Using the listing below, please gather every line containing the word "JSON".

Recorded data:
################

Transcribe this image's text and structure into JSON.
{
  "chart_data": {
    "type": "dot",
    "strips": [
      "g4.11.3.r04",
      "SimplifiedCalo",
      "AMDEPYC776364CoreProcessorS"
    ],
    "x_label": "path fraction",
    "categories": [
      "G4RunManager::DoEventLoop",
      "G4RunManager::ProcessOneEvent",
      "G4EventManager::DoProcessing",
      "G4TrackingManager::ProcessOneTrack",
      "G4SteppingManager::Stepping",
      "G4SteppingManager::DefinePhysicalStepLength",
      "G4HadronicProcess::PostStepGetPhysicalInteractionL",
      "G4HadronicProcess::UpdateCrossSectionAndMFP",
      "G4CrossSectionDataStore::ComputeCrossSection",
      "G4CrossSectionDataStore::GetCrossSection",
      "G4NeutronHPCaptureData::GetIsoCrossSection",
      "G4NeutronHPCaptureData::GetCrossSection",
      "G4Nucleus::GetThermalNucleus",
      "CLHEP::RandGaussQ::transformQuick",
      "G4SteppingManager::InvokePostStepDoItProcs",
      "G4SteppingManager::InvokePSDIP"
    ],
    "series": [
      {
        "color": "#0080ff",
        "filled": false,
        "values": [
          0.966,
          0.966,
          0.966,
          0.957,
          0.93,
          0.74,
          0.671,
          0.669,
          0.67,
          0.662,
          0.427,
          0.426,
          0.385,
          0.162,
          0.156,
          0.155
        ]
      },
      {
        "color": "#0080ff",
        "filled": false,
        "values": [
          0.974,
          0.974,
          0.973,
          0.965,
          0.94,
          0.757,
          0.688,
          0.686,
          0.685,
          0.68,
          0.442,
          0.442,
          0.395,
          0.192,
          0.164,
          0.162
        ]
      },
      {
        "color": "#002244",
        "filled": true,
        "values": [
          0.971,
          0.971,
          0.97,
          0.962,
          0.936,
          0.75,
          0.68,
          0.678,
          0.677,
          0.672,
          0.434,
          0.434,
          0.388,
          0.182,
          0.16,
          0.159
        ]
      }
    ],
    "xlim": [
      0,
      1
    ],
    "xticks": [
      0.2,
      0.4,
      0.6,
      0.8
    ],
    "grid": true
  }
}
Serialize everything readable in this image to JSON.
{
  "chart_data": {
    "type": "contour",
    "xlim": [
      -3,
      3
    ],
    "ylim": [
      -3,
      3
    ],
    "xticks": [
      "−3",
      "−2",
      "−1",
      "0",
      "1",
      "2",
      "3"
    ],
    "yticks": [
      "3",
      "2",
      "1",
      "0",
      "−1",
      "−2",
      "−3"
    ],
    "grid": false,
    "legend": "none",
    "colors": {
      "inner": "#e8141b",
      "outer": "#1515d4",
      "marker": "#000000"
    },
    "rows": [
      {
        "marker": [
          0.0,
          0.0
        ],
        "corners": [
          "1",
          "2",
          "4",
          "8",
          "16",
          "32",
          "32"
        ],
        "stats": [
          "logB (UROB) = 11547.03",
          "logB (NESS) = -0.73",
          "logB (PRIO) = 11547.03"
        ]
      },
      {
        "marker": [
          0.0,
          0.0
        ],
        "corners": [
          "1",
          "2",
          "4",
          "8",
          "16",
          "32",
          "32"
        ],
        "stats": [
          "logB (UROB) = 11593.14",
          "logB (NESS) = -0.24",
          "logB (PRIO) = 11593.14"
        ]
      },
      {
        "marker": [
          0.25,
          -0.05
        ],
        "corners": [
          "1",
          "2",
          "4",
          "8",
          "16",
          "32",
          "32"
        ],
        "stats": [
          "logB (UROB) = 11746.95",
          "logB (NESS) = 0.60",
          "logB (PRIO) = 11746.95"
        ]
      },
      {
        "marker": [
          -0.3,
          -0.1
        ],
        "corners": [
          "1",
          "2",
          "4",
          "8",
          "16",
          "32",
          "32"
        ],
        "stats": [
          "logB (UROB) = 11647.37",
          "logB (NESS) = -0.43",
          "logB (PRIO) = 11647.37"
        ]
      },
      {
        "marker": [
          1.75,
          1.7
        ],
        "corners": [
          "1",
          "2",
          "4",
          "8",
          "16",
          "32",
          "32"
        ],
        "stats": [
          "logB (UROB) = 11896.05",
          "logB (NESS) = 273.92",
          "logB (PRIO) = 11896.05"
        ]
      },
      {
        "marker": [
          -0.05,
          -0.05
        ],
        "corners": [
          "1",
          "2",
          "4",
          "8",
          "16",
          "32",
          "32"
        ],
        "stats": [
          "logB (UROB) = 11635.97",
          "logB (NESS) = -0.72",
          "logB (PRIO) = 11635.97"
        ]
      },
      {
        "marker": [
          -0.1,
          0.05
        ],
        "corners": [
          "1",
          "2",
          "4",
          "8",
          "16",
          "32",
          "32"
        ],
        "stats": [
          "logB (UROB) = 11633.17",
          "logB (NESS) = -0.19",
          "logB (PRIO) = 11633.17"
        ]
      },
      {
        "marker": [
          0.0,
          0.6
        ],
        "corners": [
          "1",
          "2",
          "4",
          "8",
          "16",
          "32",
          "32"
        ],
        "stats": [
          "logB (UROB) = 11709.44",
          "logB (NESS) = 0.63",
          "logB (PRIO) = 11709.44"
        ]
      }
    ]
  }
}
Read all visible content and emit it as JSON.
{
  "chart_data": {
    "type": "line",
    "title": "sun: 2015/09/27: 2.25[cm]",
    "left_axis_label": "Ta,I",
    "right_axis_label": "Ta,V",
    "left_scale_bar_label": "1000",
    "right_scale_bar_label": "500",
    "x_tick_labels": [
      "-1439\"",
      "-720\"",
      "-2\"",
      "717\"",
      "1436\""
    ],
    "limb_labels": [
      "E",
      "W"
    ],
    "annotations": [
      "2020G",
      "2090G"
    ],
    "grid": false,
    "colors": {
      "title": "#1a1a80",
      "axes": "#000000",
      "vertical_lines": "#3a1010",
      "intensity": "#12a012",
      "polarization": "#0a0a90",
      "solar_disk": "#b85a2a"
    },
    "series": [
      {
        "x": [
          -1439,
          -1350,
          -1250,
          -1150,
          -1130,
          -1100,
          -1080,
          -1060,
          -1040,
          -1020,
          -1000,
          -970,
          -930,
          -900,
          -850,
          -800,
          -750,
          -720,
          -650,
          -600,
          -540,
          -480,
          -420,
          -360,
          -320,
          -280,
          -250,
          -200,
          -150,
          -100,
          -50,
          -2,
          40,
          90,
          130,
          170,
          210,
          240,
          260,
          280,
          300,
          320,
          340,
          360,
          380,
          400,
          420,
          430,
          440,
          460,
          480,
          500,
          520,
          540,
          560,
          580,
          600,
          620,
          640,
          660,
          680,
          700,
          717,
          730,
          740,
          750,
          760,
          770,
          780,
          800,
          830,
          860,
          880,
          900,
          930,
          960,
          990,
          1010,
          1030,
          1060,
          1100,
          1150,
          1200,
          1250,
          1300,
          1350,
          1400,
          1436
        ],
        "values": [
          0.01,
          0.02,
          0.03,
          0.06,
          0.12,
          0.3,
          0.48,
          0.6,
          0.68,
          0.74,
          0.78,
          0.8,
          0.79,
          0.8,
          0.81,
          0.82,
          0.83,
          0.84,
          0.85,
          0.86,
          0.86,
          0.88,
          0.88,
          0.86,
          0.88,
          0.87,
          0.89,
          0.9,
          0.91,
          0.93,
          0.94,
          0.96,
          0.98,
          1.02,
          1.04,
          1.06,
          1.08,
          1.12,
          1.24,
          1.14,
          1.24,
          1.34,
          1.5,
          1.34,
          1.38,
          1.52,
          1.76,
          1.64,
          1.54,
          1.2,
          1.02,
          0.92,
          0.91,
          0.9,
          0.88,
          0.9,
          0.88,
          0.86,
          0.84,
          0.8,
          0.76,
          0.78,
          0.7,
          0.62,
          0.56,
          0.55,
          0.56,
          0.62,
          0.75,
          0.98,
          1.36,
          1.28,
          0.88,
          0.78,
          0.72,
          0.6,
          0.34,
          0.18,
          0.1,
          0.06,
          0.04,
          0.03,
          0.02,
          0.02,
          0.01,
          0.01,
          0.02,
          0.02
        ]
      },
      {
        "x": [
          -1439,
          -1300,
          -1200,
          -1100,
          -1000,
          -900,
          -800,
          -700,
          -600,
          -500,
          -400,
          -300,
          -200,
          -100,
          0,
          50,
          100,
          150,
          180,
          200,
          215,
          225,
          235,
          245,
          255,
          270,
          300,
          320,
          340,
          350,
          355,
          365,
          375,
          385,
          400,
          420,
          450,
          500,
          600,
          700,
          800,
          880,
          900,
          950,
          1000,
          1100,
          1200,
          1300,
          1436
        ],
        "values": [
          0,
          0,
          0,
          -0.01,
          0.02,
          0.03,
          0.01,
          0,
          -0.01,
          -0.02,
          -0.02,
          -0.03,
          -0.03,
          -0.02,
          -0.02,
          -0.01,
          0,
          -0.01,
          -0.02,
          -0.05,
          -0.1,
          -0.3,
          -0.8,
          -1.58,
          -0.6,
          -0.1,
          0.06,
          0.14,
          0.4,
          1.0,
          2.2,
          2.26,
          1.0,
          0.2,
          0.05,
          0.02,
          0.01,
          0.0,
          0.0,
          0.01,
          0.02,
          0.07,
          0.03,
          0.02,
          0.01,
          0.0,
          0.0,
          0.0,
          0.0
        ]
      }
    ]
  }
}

################

Output below:
Transcribe this image's text and structure into JSON.
Serialize everything readable in this image to JSON.
Read all visible content and emit it as JSON.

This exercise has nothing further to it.